Dataset entries:

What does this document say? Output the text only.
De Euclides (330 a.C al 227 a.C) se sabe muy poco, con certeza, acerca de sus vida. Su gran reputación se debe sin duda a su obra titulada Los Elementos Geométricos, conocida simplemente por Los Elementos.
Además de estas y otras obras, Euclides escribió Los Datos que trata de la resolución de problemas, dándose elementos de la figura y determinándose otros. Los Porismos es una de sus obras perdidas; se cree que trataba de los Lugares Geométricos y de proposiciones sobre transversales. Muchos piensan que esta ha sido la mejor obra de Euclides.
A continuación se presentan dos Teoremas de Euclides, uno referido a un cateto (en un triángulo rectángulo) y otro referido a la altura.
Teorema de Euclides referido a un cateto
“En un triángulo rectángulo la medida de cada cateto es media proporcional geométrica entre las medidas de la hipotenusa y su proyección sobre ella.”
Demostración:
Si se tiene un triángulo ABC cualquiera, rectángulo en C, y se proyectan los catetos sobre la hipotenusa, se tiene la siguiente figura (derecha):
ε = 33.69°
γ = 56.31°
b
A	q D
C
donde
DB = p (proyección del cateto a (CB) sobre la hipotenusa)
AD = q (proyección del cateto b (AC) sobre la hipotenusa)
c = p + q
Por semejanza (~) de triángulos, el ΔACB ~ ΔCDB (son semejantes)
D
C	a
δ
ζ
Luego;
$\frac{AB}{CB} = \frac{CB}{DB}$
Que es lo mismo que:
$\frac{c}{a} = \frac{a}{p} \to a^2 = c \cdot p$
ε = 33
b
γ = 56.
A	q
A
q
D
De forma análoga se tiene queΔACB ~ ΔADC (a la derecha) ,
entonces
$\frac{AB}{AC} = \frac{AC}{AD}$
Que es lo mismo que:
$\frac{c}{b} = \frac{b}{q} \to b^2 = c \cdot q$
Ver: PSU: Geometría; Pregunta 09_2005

[Given exercise]:
List every line from the entries above in which "frac" appears.

[Completed task]:
$\frac{AB}{CB} = \frac{CB}{DB}$
$\frac{c}{a} = \frac{a}{p} \to a^2 = c \cdot p$
$\frac{AB}{AC} = \frac{AC}{AD}$
$\frac{c}{b} = \frac{b}{q} \to b^2 = c \cdot q$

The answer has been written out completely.